# TASK DESCRIPTION
Copy out all lines that carry the word "EFECTE".

# DATASET RECORDS
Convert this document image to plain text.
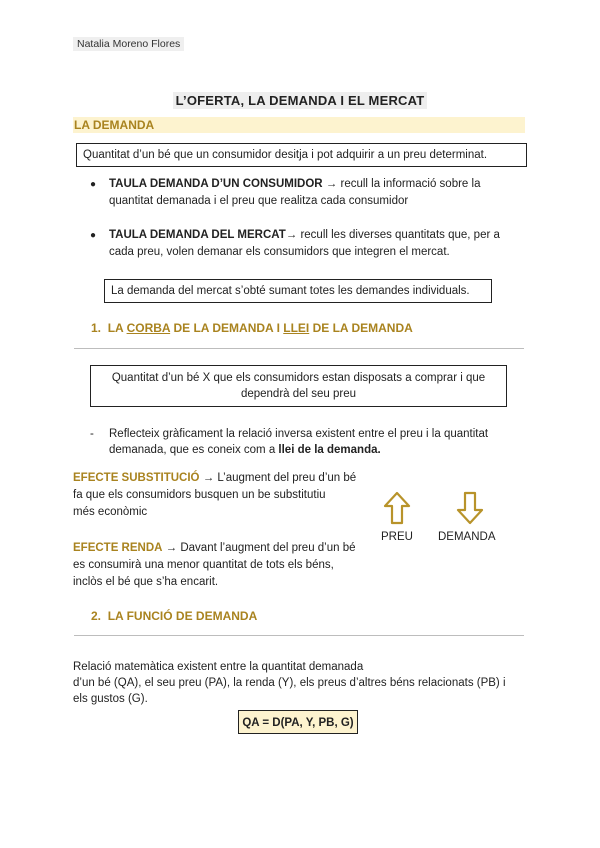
Natalia Moreno Flores
L’OFERTA, LA DEMANDA I EL MERCAT
LA DEMANDA
Quantitat d’un bé que un consumidor desitja i pot adquirir a un preu determinat.
● TAULA DEMANDA D’UN CONSUMIDOR → recull la informació sobre la
quantitat demanada i el preu que realitza cada consumidor
● TAULA DEMANDA DEL MERCAT→ recull les diverses quantitats que, per a
cada preu, volen demanar els consumidors que integren el mercat.
La demanda del mercat s’obté sumant totes les demandes individuals.
1. LA CORBA DE LA DEMANDA I LLEI DE LA DEMANDA
Quantitat d’un bé X que els consumidors estan disposats a comprar i que
dependrà del seu preu
- Reflecteix gràficament la relació inversa existent entre el preu i la quantitat
demanada, que es coneix com a llei de la demanda.
EFECTE SUBSTITUCIÓ → L’augment del preu d’un bé
fa que els consumidors busquen un be substitutiu
més econòmic
EFECTE RENDA → Davant l’augment del preu d’un bé
es consumirà una menor quantitat de tots els béns,
inclòs el bé que s’ha encarit.
PREU DEMANDA
2. LA FUNCIÓ DE DEMANDA
Relació matemàtica existent entre la quantitat demanada
d’un bé (QA), el seu preu (PA), la renda (Y), els preus d’altres béns relacionats (PB) i
els gustos (G).
QA = D(PA, Y, PB, G)
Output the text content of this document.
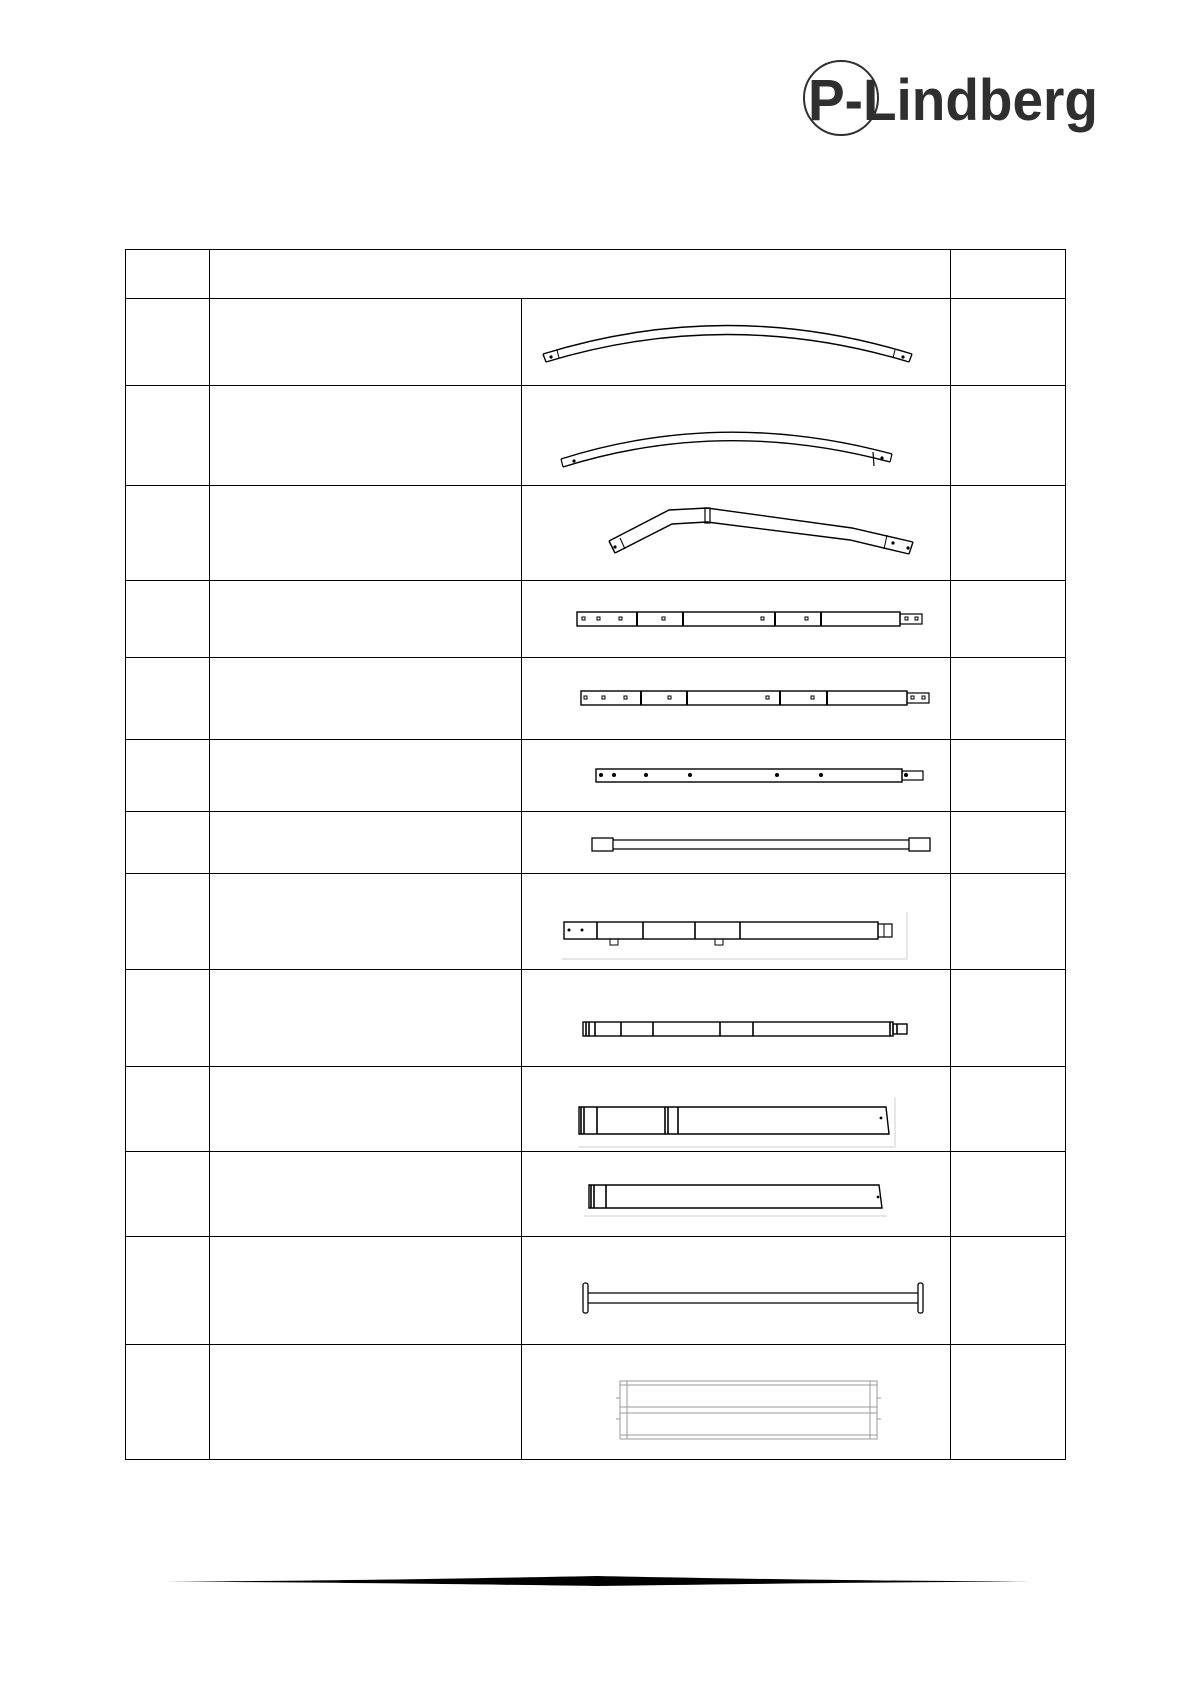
P-Lindberg
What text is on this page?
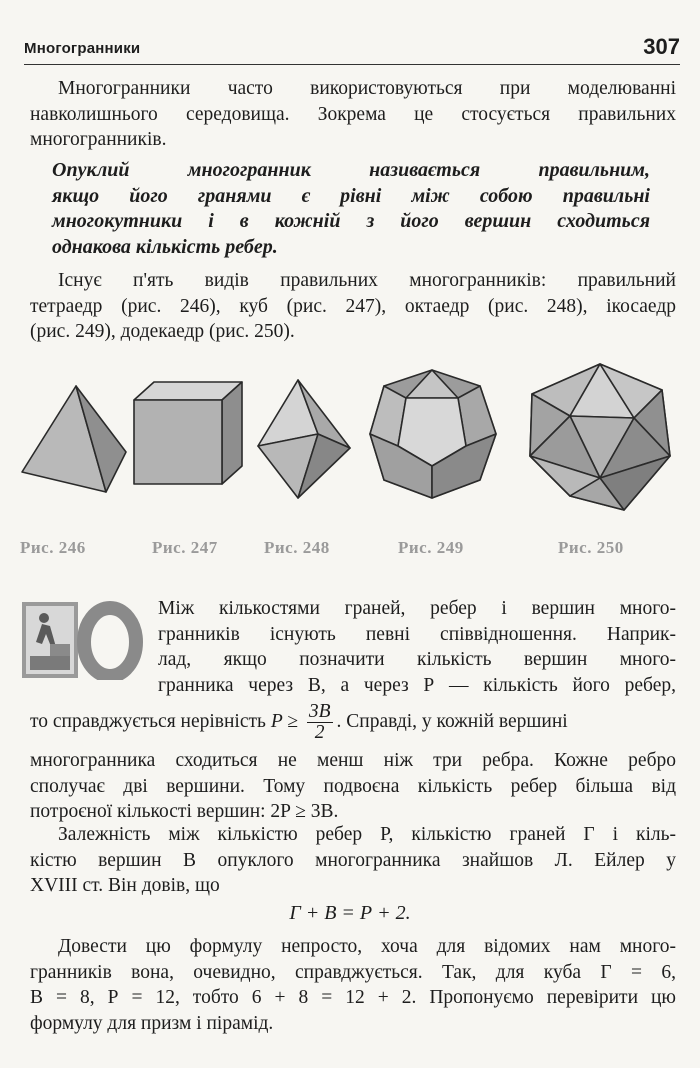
Многогранники	307
Многогранники часто використовуються при моделюванні
навколишнього середовища. Зокрема це стосується правильних
многогранників.
Опуклий многогранник називається правильним,
якщо його гранями є рівні між собою правильні
многокутники і в кожній з його вершин сходиться
однакова кількість ребер.
Існує п'ять видів правильних многогранників: правильний
тетраедр (рис. 246), куб (рис. 247), октаедр (рис. 248), ікосаедр
(рис. 249), додекаедр (рис. 250).
Рис. 246	Рис. 247	Рис. 248	Рис. 249	Рис. 250
Між кількостями граней, ребер і вершин много-
гранників існують певні співвідношення. Наприк-
лад, якщо позначити кількість вершин много-
гранника через В, а через Р — кількість його ребер,
то справджується нерівність $P \ge \frac{3B}{2}$ . Справді, у кожній вершині
многогранника сходиться не менш ніж три ребра. Кожне ребро
сполучає дві вершини. Тому подвоєна кількість ребер більша від
потроєної кількості вершин: 2P ≥ 3B.
Залежність між кількістю ребер Р, кількістю граней Г і кіль-
кістю вершин В опуклого многогранника знайшов Л. Ейлер у
XVIII ст. Він довів, що
Г + В = Р + 2.
Довести цю формулу непросто, хоча для відомих нам много-
гранників вона, очевидно, справджується. Так, для куба Г = 6,
В = 8, Р = 12, тобто 6 + 8 = 12 + 2. Пропонуємо перевірити цю
формулу для призм і пірамід.
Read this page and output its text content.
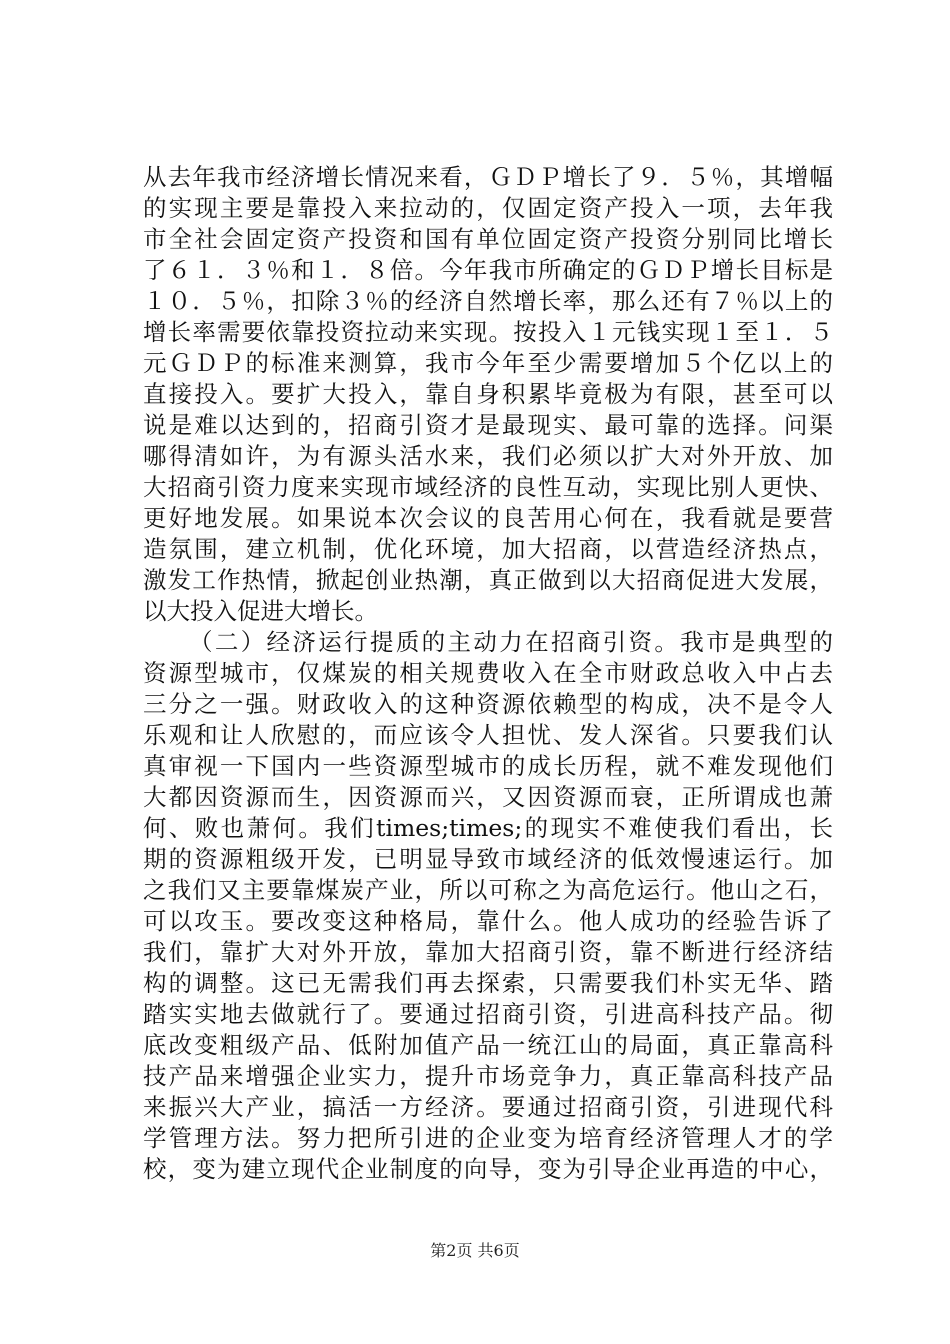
从去年我市经济增长情况来看，ＧＤＰ增长了９．５％，其增幅
的实现主要是靠投入来拉动的，仅固定资产投入一项，去年我
市全社会固定资产投资和国有单位固定资产投资分别同比增长
了６１．３％和１．８倍。今年我市所确定的ＧＤＰ增长目标是
１０．５％，扣除３％的经济自然增长率，那么还有７％以上的
增长率需要依靠投资拉动来实现。按投入１元钱实现１至１．５
元ＧＤＰ的标准来测算，我市今年至少需要增加５个亿以上的
直接投入。要扩大投入，靠自身积累毕竟极为有限，甚至可以
说是难以达到的，招商引资才是最现实、最可靠的选择。问渠
哪得清如许，为有源头活水来，我们必须以扩大对外开放、加
大招商引资力度来实现市域经济的良性互动，实现比别人更快、
更好地发展。如果说本次会议的良苦用心何在，我看就是要营
造氛围，建立机制，优化环境，加大招商，以营造经济热点，
激发工作热情，掀起创业热潮，真正做到以大招商促进大发展，
以大投入促进大增长。
（二）经济运行提质的主动力在招商引资。我市是典型的
资源型城市，仅煤炭的相关规费收入在全市财政总收入中占去
三分之一强。财政收入的这种资源依赖型的构成，决不是令人
乐观和让人欣慰的，而应该令人担忧、发人深省。只要我们认
真审视一下国内一些资源型城市的成长历程，就不难发现他们
大都因资源而生，因资源而兴，又因资源而衰，正所谓成也萧
何、败也萧何。我们times;times;的现实不难使我们看出，长
期的资源粗级开发，已明显导致市域经济的低效慢速运行。加
之我们又主要靠煤炭产业，所以可称之为高危运行。他山之石，
可以攻玉。要改变这种格局，靠什么。他人成功的经验告诉了
我们，靠扩大对外开放，靠加大招商引资，靠不断进行经济结
构的调整。这已无需我们再去探索，只需要我们朴实无华、踏
踏实实地去做就行了。要通过招商引资，引进高科技产品。彻
底改变粗级产品、低附加值产品一统江山的局面，真正靠高科
技产品来增强企业实力，提升市场竞争力，真正靠高科技产品
来振兴大产业，搞活一方经济。要通过招商引资，引进现代科
学管理方法。努力把所引进的企业变为培育经济管理人才的学
校，变为建立现代企业制度的向导，变为引导企业再造的中心，
第2页 共6页
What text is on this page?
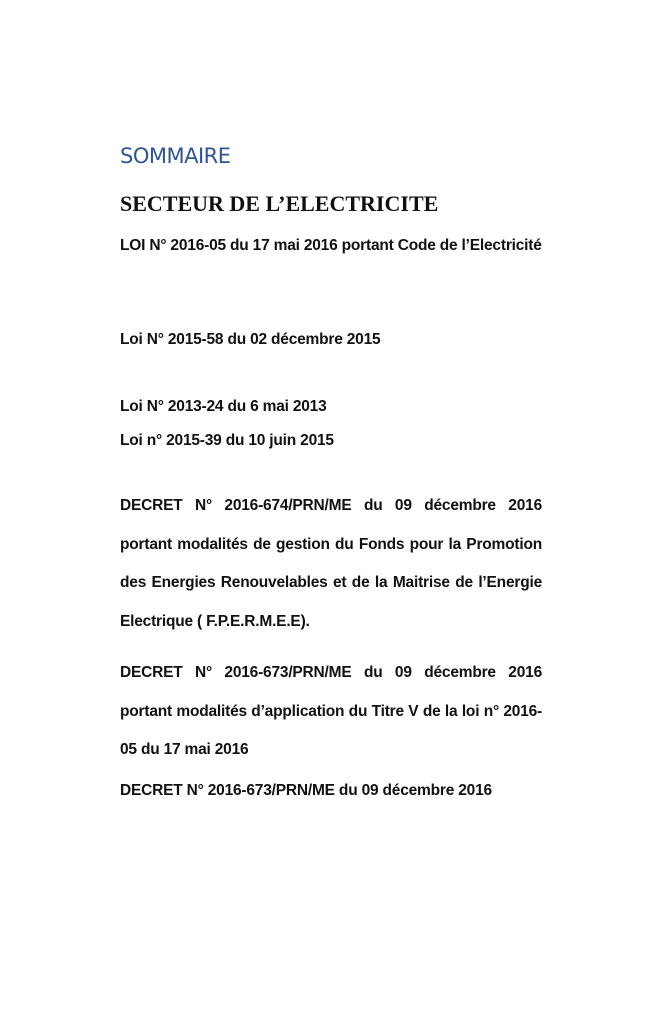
SOMMAIRE
SECTEUR DE L’ELECTRICITE

LOI N° 2016-05 du 17 mai 2016 portant Code de l’Electricité

Loi N° 2015-58 du 02 décembre 2015

Loi N° 2013-24 du 6 mai 2013

Loi n° 2015-39 du 10 juin 2015

DECRET N° 2016-674/PRN/ME du 09 décembre 2016 portant modalités de gestion du Fonds pour la Promotion des Energies Renouvelables et de la Maitrise de l’Energie Electrique ( F.P.E.R.M.E.E).

DECRET N° 2016-673/PRN/ME du 09 décembre 2016 portant modalités d’application du Titre V de la loi n° 2016-05 du 17 mai 2016

DECRET N° 2016-673/PRN/ME du 09 décembre 2016
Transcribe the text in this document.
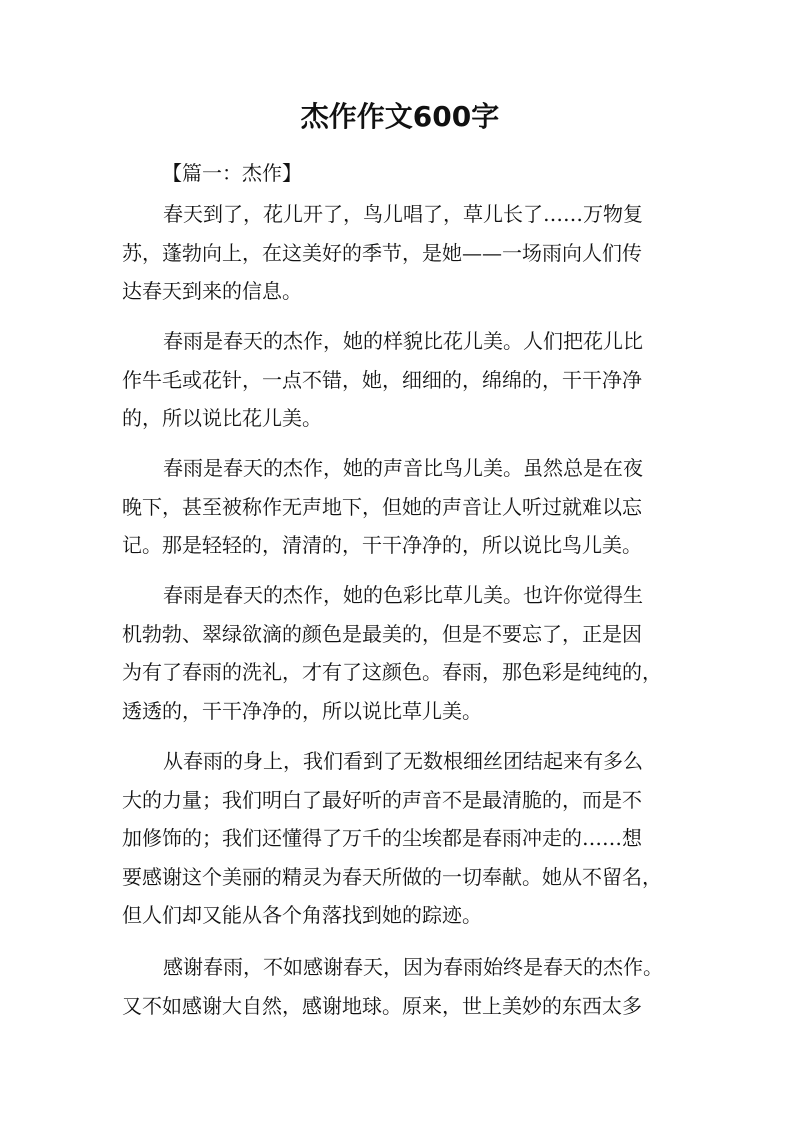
杰作作文600字

【篇一：杰作】

春天到了，花儿开了，鸟儿唱了，草儿长了……万物复
苏，蓬勃向上，在这美好的季节，是她——一场雨向人们传
达春天到来的信息。
春雨是春天的杰作，她的样貌比花儿美。人们把花儿比
作牛毛或花针，一点不错，她，细细的，绵绵的，干干净净
的，所以说比花儿美。
春雨是春天的杰作，她的声音比鸟儿美。虽然总是在夜
晚下，甚至被称作无声地下，但她的声音让人听过就难以忘
记。那是轻轻的，清清的，干干净净的，所以说比鸟儿美。
春雨是春天的杰作，她的色彩比草儿美。也许你觉得生
机勃勃、翠绿欲滴的颜色是最美的，但是不要忘了，正是因
为有了春雨的洗礼，才有了这颜色。春雨，那色彩是纯纯的，
透透的，干干净净的，所以说比草儿美。
从春雨的身上，我们看到了无数根细丝团结起来有多么
大的力量；我们明白了最好听的声音不是最清脆的，而是不
加修饰的；我们还懂得了万千的尘埃都是春雨冲走的……想
要感谢这个美丽的精灵为春天所做的一切奉献。她从不留名，
但人们却又能从各个角落找到她的踪迹。
感谢春雨，不如感谢春天，因为春雨始终是春天的杰作。
又不如感谢大自然，感谢地球。原来，世上美妙的东西太多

# ANSWER TO THIS TASK
EFECTE SUBSTITUCIÓ → L’augment del preu d’un bé
EFECTE RENDA → Davant l’augment del preu d’un bé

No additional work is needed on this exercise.